| Task directions |
Copy each line with the word "name" in it.

| Entries |
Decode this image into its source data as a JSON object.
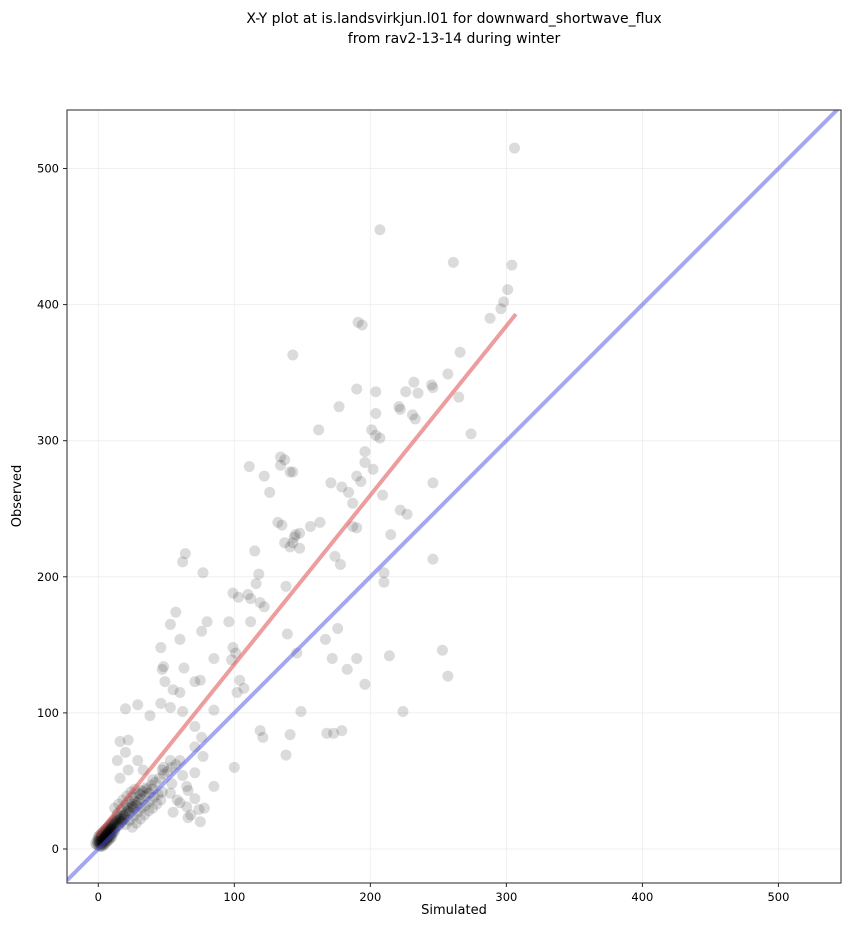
{
  "chart_data": {
    "type": "scatter",
    "title_line1": "X-Y plot at is.landsvirkjun.l01 for downward_shortwave_flux",
    "title_line2": "from rav2-13-14 during winter",
    "xlabel": "Simulated",
    "ylabel": "Observed",
    "xlim": [
      -23,
      546
    ],
    "ylim": [
      -25,
      543
    ],
    "x_ticks": [
      0,
      100,
      200,
      300,
      400,
      500
    ],
    "y_ticks": [
      0,
      100,
      200,
      300,
      400,
      500
    ],
    "grid": true,
    "legend": "none",
    "lines": [
      {
        "name": "one-to-one-line",
        "x": [
          -23,
          546
        ],
        "y": [
          -23,
          546
        ],
        "color": "rgba(80,80,220,0.5)",
        "width": 4
      },
      {
        "name": "regression-line",
        "x": [
          -1,
          307
        ],
        "y": [
          10,
          393
        ],
        "color": "rgba(220,60,60,0.5)",
        "width": 4
      }
    ],
    "style": {
      "point_color": "rgba(0,0,0,0.14)",
      "point_radius": 5.5,
      "grid_color": "#efefef",
      "spine_color": "#262626",
      "tick_color": "#262626",
      "tick_font_size": 11.5,
      "background": "#ffffff"
    },
    "points": [
      [
        306,
        515
      ],
      [
        207,
        455
      ],
      [
        261,
        431
      ],
      [
        304,
        429
      ],
      [
        301,
        411
      ],
      [
        298,
        402
      ],
      [
        296,
        397
      ],
      [
        288,
        390
      ],
      [
        191,
        387
      ],
      [
        194,
        385
      ],
      [
        266,
        365
      ],
      [
        143,
        363
      ],
      [
        257,
        349
      ],
      [
        232,
        343
      ],
      [
        246,
        339
      ],
      [
        226,
        336
      ],
      [
        235,
        335
      ],
      [
        190,
        338
      ],
      [
        204,
        336
      ],
      [
        245,
        341
      ],
      [
        265,
        332
      ],
      [
        222,
        323
      ],
      [
        231,
        319
      ],
      [
        233,
        316
      ],
      [
        177,
        325
      ],
      [
        204,
        320
      ],
      [
        221,
        325
      ],
      [
        162,
        308
      ],
      [
        201,
        308
      ],
      [
        204,
        304
      ],
      [
        274,
        305
      ],
      [
        207,
        302
      ],
      [
        196,
        292
      ],
      [
        196,
        284
      ],
      [
        202,
        279
      ],
      [
        134,
        288
      ],
      [
        143,
        277
      ],
      [
        134,
        282
      ],
      [
        171,
        269
      ],
      [
        179,
        266
      ],
      [
        190,
        274
      ],
      [
        193,
        270
      ],
      [
        184,
        262
      ],
      [
        187,
        254
      ],
      [
        209,
        260
      ],
      [
        246,
        269
      ],
      [
        111,
        281
      ],
      [
        122,
        274
      ],
      [
        126,
        262
      ],
      [
        137,
        286
      ],
      [
        141,
        277
      ],
      [
        222,
        249
      ],
      [
        227,
        246
      ],
      [
        187,
        237
      ],
      [
        190,
        236
      ],
      [
        163,
        240
      ],
      [
        156,
        237
      ],
      [
        145,
        231
      ],
      [
        148,
        221
      ],
      [
        143,
        225
      ],
      [
        215,
        231
      ],
      [
        246,
        213
      ],
      [
        174,
        215
      ],
      [
        178,
        209
      ],
      [
        210,
        203
      ],
      [
        132,
        240
      ],
      [
        135,
        238
      ],
      [
        137,
        225
      ],
      [
        144,
        229
      ],
      [
        148,
        232
      ],
      [
        141,
        222
      ],
      [
        115,
        219
      ],
      [
        64,
        217
      ],
      [
        62,
        211
      ],
      [
        77,
        203
      ],
      [
        118,
        202
      ],
      [
        116,
        195
      ],
      [
        110,
        187
      ],
      [
        112,
        184
      ],
      [
        138,
        193
      ],
      [
        210,
        196
      ],
      [
        99,
        188
      ],
      [
        103,
        185
      ],
      [
        119,
        181
      ],
      [
        122,
        178
      ],
      [
        57,
        174
      ],
      [
        80,
        167
      ],
      [
        96,
        167
      ],
      [
        112,
        167
      ],
      [
        76,
        160
      ],
      [
        60,
        154
      ],
      [
        53,
        165
      ],
      [
        46,
        148
      ],
      [
        139,
        158
      ],
      [
        146,
        144
      ],
      [
        48,
        134
      ],
      [
        63,
        133
      ],
      [
        85,
        140
      ],
      [
        99,
        148
      ],
      [
        101,
        144
      ],
      [
        98,
        139
      ],
      [
        176,
        162
      ],
      [
        167,
        154
      ],
      [
        172,
        140
      ],
      [
        190,
        140
      ],
      [
        183,
        132
      ],
      [
        196,
        121
      ],
      [
        214,
        142
      ],
      [
        253,
        146
      ],
      [
        257,
        127
      ],
      [
        104,
        124
      ],
      [
        71,
        123
      ],
      [
        55,
        117
      ],
      [
        107,
        118
      ],
      [
        102,
        115
      ],
      [
        46,
        107
      ],
      [
        53,
        104
      ],
      [
        62,
        101
      ],
      [
        85,
        102
      ],
      [
        47,
        132
      ],
      [
        49,
        123
      ],
      [
        60,
        115
      ],
      [
        29,
        106
      ],
      [
        38,
        98
      ],
      [
        149,
        101
      ],
      [
        224,
        101
      ],
      [
        75,
        124
      ],
      [
        20,
        103
      ],
      [
        141,
        84
      ],
      [
        168,
        85
      ],
      [
        173,
        85
      ],
      [
        179,
        87
      ],
      [
        119,
        87
      ],
      [
        121,
        82
      ],
      [
        138,
        69
      ],
      [
        22,
        80
      ],
      [
        16,
        79
      ],
      [
        20,
        71
      ],
      [
        14,
        65
      ],
      [
        22,
        58
      ],
      [
        16,
        52
      ],
      [
        29,
        65
      ],
      [
        33,
        58
      ],
      [
        40,
        51
      ],
      [
        47,
        58
      ],
      [
        53,
        65
      ],
      [
        47,
        42
      ],
      [
        54,
        48
      ],
      [
        62,
        54
      ],
      [
        66,
        43
      ],
      [
        58,
        36
      ],
      [
        65,
        31
      ],
      [
        71,
        37
      ],
      [
        74,
        29
      ],
      [
        66,
        23
      ],
      [
        75,
        20
      ],
      [
        71,
        90
      ],
      [
        76,
        82
      ],
      [
        71,
        75
      ],
      [
        77,
        68
      ],
      [
        48,
        60
      ],
      [
        71,
        56
      ],
      [
        65,
        46
      ],
      [
        53,
        41
      ],
      [
        60,
        34
      ],
      [
        55,
        27
      ],
      [
        68,
        25
      ],
      [
        100,
        60
      ],
      [
        85,
        46
      ],
      [
        78,
        30
      ],
      [
        12,
        30
      ],
      [
        15,
        33
      ],
      [
        18,
        36
      ],
      [
        21,
        39
      ],
      [
        24,
        42
      ],
      [
        27,
        44
      ],
      [
        14,
        26
      ],
      [
        17,
        29
      ],
      [
        20,
        32
      ],
      [
        23,
        35
      ],
      [
        26,
        38
      ],
      [
        29,
        41
      ],
      [
        32,
        43
      ],
      [
        35,
        45
      ],
      [
        16,
        22
      ],
      [
        19,
        25
      ],
      [
        22,
        28
      ],
      [
        25,
        31
      ],
      [
        28,
        34
      ],
      [
        31,
        37
      ],
      [
        34,
        39
      ],
      [
        37,
        41
      ],
      [
        40,
        44
      ],
      [
        20,
        18
      ],
      [
        23,
        21
      ],
      [
        26,
        24
      ],
      [
        29,
        27
      ],
      [
        32,
        30
      ],
      [
        35,
        32
      ],
      [
        38,
        35
      ],
      [
        41,
        38
      ],
      [
        44,
        40
      ],
      [
        25,
        16
      ],
      [
        28,
        19
      ],
      [
        31,
        22
      ],
      [
        34,
        25
      ],
      [
        37,
        28
      ],
      [
        40,
        30
      ],
      [
        43,
        33
      ],
      [
        46,
        36
      ],
      [
        -2,
        4
      ],
      [
        -1,
        3
      ],
      [
        0,
        5
      ],
      [
        0,
        7
      ],
      [
        1,
        4
      ],
      [
        1,
        8
      ],
      [
        2,
        5
      ],
      [
        2,
        9
      ],
      [
        3,
        6
      ],
      [
        3,
        10
      ],
      [
        4,
        7
      ],
      [
        4,
        11
      ],
      [
        5,
        8
      ],
      [
        5,
        12
      ],
      [
        6,
        9
      ],
      [
        6,
        13
      ],
      [
        7,
        10
      ],
      [
        7,
        14
      ],
      [
        8,
        11
      ],
      [
        8,
        15
      ],
      [
        9,
        12
      ],
      [
        9,
        16
      ],
      [
        10,
        13
      ],
      [
        10,
        17
      ],
      [
        11,
        14
      ],
      [
        11,
        18
      ],
      [
        12,
        15
      ],
      [
        12,
        19
      ],
      [
        13,
        16
      ],
      [
        13,
        20
      ],
      [
        0,
        9
      ],
      [
        1,
        10
      ],
      [
        2,
        11
      ],
      [
        3,
        12
      ],
      [
        4,
        13
      ],
      [
        5,
        14
      ],
      [
        6,
        15
      ],
      [
        7,
        16
      ],
      [
        8,
        17
      ],
      [
        9,
        18
      ],
      [
        10,
        19
      ],
      [
        11,
        20
      ],
      [
        12,
        21
      ],
      [
        13,
        22
      ],
      [
        -1,
        6
      ],
      [
        0,
        3
      ],
      [
        1,
        2
      ],
      [
        2,
        3
      ],
      [
        3,
        4
      ],
      [
        4,
        5
      ],
      [
        5,
        6
      ],
      [
        6,
        7
      ],
      [
        7,
        8
      ],
      [
        8,
        9
      ],
      [
        9,
        10
      ],
      [
        10,
        11
      ],
      [
        11,
        12
      ],
      [
        12,
        13
      ],
      [
        2,
        7
      ],
      [
        3,
        8
      ],
      [
        4,
        9
      ],
      [
        5,
        10
      ],
      [
        6,
        11
      ],
      [
        7,
        12
      ],
      [
        8,
        13
      ],
      [
        9,
        14
      ],
      [
        10,
        15
      ],
      [
        1,
        6
      ],
      [
        2,
        2
      ],
      [
        3,
        2
      ],
      [
        4,
        3
      ],
      [
        5,
        4
      ],
      [
        6,
        5
      ],
      [
        7,
        6
      ],
      [
        8,
        7
      ],
      [
        9,
        8
      ],
      [
        10,
        9
      ],
      [
        14,
        18
      ],
      [
        15,
        21
      ],
      [
        16,
        24
      ],
      [
        14,
        23
      ],
      [
        15,
        17
      ],
      [
        16,
        19
      ],
      [
        17,
        22
      ],
      [
        18,
        25
      ],
      [
        17,
        20
      ],
      [
        18,
        21
      ],
      [
        19,
        24
      ],
      [
        20,
        26
      ],
      [
        19,
        22
      ],
      [
        21,
        28
      ],
      [
        22,
        30
      ],
      [
        23,
        27
      ],
      [
        24,
        31
      ],
      [
        25,
        33
      ],
      [
        26,
        30
      ],
      [
        27,
        35
      ],
      [
        28,
        32
      ],
      [
        30,
        36
      ],
      [
        31,
        40
      ],
      [
        33,
        42
      ],
      [
        36,
        44
      ],
      [
        39,
        47
      ],
      [
        42,
        49
      ],
      [
        45,
        52
      ],
      [
        48,
        55
      ],
      [
        51,
        57
      ],
      [
        54,
        60
      ],
      [
        57,
        62
      ],
      [
        60,
        65
      ]
    ]
  }
}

| Task solution |
        "name": "one-to-one-line",
        "name": "regression-line",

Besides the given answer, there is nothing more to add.